_Your instructions_.
Output the full listing word for word.

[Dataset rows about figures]

=-=-=-=-=

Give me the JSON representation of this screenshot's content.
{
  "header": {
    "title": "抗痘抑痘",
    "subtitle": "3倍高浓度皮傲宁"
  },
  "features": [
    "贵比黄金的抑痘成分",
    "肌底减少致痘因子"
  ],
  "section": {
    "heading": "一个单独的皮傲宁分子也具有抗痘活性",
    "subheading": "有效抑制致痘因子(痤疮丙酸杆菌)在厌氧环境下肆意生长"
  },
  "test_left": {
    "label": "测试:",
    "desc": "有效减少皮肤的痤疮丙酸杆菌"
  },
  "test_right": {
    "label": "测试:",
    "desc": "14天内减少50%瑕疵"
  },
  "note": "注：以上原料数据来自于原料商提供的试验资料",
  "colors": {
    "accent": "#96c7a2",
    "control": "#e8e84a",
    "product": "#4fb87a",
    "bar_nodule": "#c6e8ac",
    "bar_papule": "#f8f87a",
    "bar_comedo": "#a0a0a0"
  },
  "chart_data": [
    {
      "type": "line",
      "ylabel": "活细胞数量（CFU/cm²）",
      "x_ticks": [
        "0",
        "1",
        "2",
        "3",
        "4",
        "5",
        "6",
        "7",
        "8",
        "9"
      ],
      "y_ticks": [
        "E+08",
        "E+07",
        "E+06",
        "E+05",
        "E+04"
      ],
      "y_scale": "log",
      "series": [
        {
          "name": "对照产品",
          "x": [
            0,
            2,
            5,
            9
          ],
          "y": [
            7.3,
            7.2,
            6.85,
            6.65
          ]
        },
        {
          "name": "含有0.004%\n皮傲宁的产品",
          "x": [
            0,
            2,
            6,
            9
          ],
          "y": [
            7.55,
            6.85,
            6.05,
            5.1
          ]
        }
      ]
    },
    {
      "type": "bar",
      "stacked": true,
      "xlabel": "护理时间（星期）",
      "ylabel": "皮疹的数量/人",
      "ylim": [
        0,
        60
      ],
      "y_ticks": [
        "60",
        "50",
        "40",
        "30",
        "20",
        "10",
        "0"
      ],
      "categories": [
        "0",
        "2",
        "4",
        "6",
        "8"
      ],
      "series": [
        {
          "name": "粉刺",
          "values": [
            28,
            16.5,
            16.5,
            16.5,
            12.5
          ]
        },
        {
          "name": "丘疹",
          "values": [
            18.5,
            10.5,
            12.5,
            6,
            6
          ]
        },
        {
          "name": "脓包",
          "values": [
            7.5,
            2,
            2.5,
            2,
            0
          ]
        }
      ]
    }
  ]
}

=-=-=-=-=

_Solution to this exercise_.
Give me the JSON representation of this screenshot's content.
{
  "header": {
    "title": "抗痘抑痘",
    "subtitle": "3倍高浓度皮傲宁"
  },
  "features": [
    "贵比黄金的抑痘成分",
    "肌底减少致痘因子"
  ],
  "section": {
    "heading": "一个单独的皮傲宁分子也具有抗痘活性",
    "subheading": "有效抑制致痘因子(痤疮丙酸杆菌)在厌氧环境下肆意生长"
  },
  "test_left": {
    "label": "测试:",
    "desc": "有效减少皮肤的痤疮丙酸杆菌"
  },
  "test_right": {
    "label": "测试:",
    "desc": "14天内减少50%瑕疵"
  },
  "note": "注：以上原料数据来自于原料商提供的试验资料",
  "colors": {
    "accent": "#96c7a2",
    "control": "#e8e84a",
    "product": "#4fb87a",
    "bar_nodule": "#c6e8ac",
    "bar_papule": "#f8f87a",
    "bar_comedo": "#a0a0a0"
  },
  "chart_data": [
    {
      "type": "line",
      "ylabel": "活细胞数量（CFU/cm²）",
      "x_ticks": [
        "0",
        "1",
        "2",
        "3",
        "4",
        "5",
        "6",
        "7",
        "8",
        "9"
      ],
      "y_ticks": [
        "E+08",
        "E+07",
        "E+06",
        "E+05",
        "E+04"
      ],
      "y_scale": "log",
      "series": [
        {
          "name": "对照产品",
          "x": [
            0,
            2,
            5,
            9
          ],
          "y": [
            7.3,
            7.2,
            6.85,
            6.65
          ]
        },
        {
          "name": "含有0.004%\n皮傲宁的产品",
          "x": [
            0,
            2,
            6,
            9
          ],
          "y": [
            7.55,
            6.85,
            6.05,
            5.1
          ]
        }
      ]
    },
    {
      "type": "bar",
      "stacked": true,
      "xlabel": "护理时间（星期）",
      "ylabel": "皮疹的数量/人",
      "ylim": [
        0,
        60
      ],
      "y_ticks": [
        "60",
        "50",
        "40",
        "30",
        "20",
        "10",
        "0"
      ],
      "categories": [
        "0",
        "2",
        "4",
        "6",
        "8"
      ],
      "series": [
        {
          "name": "粉刺",
          "values": [
            28,
            16.5,
            16.5,
            16.5,
            12.5
          ]
        },
        {
          "name": "丘疹",
          "values": [
            18.5,
            10.5,
            12.5,
            6,
            6
          ]
        },
        {
          "name": "脓包",
          "values": [
            7.5,
            2,
            2.5,
            2,
            0
          ]
        }
      ]
    }
  ]
}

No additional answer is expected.